▸ REQUIRED WORK
Reproduce each line bearing the word "соревнований".

(Data excerpts)

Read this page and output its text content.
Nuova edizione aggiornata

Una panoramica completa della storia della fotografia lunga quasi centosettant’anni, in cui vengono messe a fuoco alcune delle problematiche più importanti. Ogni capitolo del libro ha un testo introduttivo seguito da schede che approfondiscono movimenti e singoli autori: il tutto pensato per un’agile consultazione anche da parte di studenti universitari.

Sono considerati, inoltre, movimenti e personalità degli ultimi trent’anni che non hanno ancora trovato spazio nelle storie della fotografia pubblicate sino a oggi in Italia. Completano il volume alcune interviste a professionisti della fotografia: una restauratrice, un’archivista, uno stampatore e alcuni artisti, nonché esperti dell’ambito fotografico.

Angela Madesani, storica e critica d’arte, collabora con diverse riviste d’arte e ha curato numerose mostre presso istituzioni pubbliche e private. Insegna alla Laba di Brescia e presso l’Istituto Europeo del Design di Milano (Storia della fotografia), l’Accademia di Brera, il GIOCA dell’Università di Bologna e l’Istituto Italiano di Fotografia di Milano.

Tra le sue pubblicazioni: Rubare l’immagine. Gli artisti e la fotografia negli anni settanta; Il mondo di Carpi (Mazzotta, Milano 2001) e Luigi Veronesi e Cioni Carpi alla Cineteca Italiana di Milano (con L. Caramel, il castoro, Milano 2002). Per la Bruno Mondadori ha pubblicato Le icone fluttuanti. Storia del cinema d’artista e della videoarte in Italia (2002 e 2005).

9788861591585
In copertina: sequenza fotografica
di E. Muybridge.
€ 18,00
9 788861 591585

...

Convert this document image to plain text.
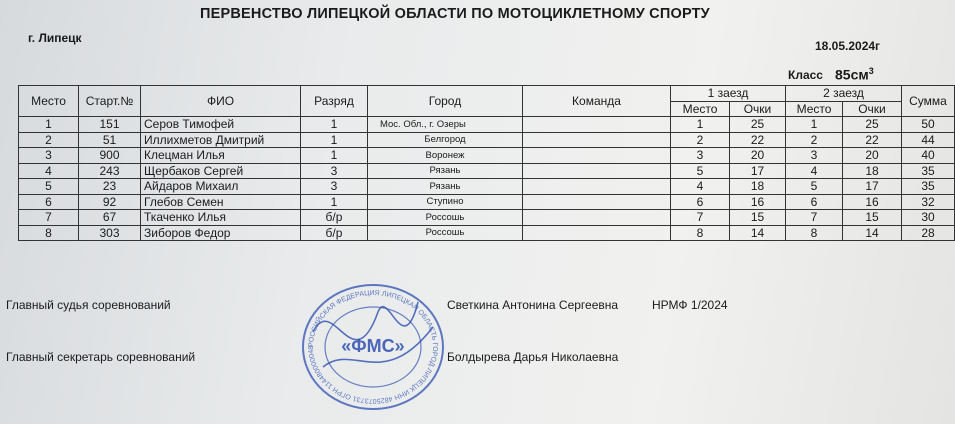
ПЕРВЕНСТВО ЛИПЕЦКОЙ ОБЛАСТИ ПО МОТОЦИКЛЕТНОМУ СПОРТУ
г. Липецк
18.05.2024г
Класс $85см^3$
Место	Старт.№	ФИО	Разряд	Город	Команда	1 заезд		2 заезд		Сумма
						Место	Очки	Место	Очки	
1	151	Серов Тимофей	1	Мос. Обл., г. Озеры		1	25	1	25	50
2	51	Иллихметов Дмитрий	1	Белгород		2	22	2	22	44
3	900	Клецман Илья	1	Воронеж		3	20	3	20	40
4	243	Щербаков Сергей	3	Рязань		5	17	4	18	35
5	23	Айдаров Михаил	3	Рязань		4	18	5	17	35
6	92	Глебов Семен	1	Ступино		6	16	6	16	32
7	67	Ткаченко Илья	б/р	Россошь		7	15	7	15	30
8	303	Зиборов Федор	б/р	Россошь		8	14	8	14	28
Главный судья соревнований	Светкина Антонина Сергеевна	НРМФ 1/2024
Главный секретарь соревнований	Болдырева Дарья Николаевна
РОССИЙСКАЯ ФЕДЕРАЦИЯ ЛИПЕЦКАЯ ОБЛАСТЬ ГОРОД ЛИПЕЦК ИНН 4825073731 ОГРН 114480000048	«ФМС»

▸ EXPECTED ANSWER
Главный судья соревнований	Светкина Антонина Сергеевна	НРМФ 1/2024
Главный секретарь соревнований	Болдырева Дарья Николаевна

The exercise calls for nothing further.